# start of DATA FOR THIS TASK

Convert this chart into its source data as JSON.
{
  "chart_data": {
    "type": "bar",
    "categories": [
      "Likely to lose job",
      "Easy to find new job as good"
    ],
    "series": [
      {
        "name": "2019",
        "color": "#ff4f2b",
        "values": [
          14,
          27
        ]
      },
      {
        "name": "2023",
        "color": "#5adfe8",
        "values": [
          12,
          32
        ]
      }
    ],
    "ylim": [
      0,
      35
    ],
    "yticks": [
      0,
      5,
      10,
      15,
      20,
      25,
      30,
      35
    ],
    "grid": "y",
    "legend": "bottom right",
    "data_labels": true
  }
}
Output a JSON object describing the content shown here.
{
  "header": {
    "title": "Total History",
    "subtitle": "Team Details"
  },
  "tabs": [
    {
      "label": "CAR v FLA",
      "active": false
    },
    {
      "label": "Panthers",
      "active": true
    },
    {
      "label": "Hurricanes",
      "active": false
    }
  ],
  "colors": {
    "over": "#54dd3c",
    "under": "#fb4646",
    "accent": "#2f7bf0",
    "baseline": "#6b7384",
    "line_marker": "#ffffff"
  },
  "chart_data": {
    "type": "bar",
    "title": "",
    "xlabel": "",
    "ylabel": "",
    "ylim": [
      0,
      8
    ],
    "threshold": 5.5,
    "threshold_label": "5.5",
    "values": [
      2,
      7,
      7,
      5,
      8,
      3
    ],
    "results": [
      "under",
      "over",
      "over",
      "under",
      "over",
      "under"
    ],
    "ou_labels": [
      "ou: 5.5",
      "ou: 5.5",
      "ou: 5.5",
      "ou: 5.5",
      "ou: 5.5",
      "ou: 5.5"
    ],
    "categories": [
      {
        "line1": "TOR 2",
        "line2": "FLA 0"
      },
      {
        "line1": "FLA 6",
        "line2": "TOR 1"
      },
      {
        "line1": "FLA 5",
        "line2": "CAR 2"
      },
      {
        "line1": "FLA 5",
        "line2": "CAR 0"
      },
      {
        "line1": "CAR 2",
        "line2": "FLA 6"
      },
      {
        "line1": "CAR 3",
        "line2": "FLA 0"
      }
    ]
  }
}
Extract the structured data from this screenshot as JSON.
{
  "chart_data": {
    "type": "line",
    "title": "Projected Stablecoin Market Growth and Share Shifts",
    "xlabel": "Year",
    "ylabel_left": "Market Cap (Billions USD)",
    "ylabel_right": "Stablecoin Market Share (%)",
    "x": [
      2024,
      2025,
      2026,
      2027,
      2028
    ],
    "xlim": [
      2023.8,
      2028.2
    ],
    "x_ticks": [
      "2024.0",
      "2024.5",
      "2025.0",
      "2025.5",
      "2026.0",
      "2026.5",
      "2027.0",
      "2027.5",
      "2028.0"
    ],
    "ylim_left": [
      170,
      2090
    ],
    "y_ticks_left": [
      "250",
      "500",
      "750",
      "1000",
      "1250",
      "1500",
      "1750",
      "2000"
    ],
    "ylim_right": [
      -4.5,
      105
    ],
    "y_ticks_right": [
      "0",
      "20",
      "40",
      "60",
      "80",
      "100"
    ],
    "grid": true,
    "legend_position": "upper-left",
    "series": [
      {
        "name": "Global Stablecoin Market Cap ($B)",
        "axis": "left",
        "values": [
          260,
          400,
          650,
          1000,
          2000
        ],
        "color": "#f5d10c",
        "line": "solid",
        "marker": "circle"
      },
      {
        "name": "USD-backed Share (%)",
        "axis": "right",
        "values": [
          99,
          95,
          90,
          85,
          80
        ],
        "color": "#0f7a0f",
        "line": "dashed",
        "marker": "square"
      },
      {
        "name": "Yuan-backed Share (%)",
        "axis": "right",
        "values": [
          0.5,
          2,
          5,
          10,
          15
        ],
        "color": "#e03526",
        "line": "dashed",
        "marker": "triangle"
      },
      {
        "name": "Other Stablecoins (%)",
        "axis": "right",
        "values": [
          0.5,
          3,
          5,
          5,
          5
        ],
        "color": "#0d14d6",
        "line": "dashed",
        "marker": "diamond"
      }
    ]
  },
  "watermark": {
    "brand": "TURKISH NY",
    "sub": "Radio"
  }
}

# end of DATA FOR THIS TASK

Word for word, restate all of the data shown above.

*THE SOLUTION*.
Convert this chart into its source data as JSON.
{
  "chart_data": {
    "type": "bar",
    "categories": [
      "Likely to lose job",
      "Easy to find new job as good"
    ],
    "series": [
      {
        "name": "2019",
        "color": "#ff4f2b",
        "values": [
          14,
          27
        ]
      },
      {
        "name": "2023",
        "color": "#5adfe8",
        "values": [
          12,
          32
        ]
      }
    ],
    "ylim": [
      0,
      35
    ],
    "yticks": [
      0,
      5,
      10,
      15,
      20,
      25,
      30,
      35
    ],
    "grid": "y",
    "legend": "bottom right",
    "data_labels": true
  }
}
Output a JSON object describing the content shown here.
{
  "header": {
    "title": "Total History",
    "subtitle": "Team Details"
  },
  "tabs": [
    {
      "label": "CAR v FLA",
      "active": false
    },
    {
      "label": "Panthers",
      "active": true
    },
    {
      "label": "Hurricanes",
      "active": false
    }
  ],
  "colors": {
    "over": "#54dd3c",
    "under": "#fb4646",
    "accent": "#2f7bf0",
    "baseline": "#6b7384",
    "line_marker": "#ffffff"
  },
  "chart_data": {
    "type": "bar",
    "title": "",
    "xlabel": "",
    "ylabel": "",
    "ylim": [
      0,
      8
    ],
    "threshold": 5.5,
    "threshold_label": "5.5",
    "values": [
      2,
      7,
      7,
      5,
      8,
      3
    ],
    "results": [
      "under",
      "over",
      "over",
      "under",
      "over",
      "under"
    ],
    "ou_labels": [
      "ou: 5.5",
      "ou: 5.5",
      "ou: 5.5",
      "ou: 5.5",
      "ou: 5.5",
      "ou: 5.5"
    ],
    "categories": [
      {
        "line1": "TOR 2",
        "line2": "FLA 0"
      },
      {
        "line1": "FLA 6",
        "line2": "TOR 1"
      },
      {
        "line1": "FLA 5",
        "line2": "CAR 2"
      },
      {
        "line1": "FLA 5",
        "line2": "CAR 0"
      },
      {
        "line1": "CAR 2",
        "line2": "FLA 6"
      },
      {
        "line1": "CAR 3",
        "line2": "FLA 0"
      }
    ]
  }
}
Extract the structured data from this screenshot as JSON.
{
  "chart_data": {
    "type": "line",
    "title": "Projected Stablecoin Market Growth and Share Shifts",
    "xlabel": "Year",
    "ylabel_left": "Market Cap (Billions USD)",
    "ylabel_right": "Stablecoin Market Share (%)",
    "x": [
      2024,
      2025,
      2026,
      2027,
      2028
    ],
    "xlim": [
      2023.8,
      2028.2
    ],
    "x_ticks": [
      "2024.0",
      "2024.5",
      "2025.0",
      "2025.5",
      "2026.0",
      "2026.5",
      "2027.0",
      "2027.5",
      "2028.0"
    ],
    "ylim_left": [
      170,
      2090
    ],
    "y_ticks_left": [
      "250",
      "500",
      "750",
      "1000",
      "1250",
      "1500",
      "1750",
      "2000"
    ],
    "ylim_right": [
      -4.5,
      105
    ],
    "y_ticks_right": [
      "0",
      "20",
      "40",
      "60",
      "80",
      "100"
    ],
    "grid": true,
    "legend_position": "upper-left",
    "series": [
      {
        "name": "Global Stablecoin Market Cap ($B)",
        "axis": "left",
        "values": [
          260,
          400,
          650,
          1000,
          2000
        ],
        "color": "#f5d10c",
        "line": "solid",
        "marker": "circle"
      },
      {
        "name": "USD-backed Share (%)",
        "axis": "right",
        "values": [
          99,
          95,
          90,
          85,
          80
        ],
        "color": "#0f7a0f",
        "line": "dashed",
        "marker": "square"
      },
      {
        "name": "Yuan-backed Share (%)",
        "axis": "right",
        "values": [
          0.5,
          2,
          5,
          10,
          15
        ],
        "color": "#e03526",
        "line": "dashed",
        "marker": "triangle"
      },
      {
        "name": "Other Stablecoins (%)",
        "axis": "right",
        "values": [
          0.5,
          3,
          5,
          5,
          5
        ],
        "color": "#0d14d6",
        "line": "dashed",
        "marker": "diamond"
      }
    ]
  },
  "watermark": {
    "brand": "TURKISH NY",
    "sub": "Radio"
  }
}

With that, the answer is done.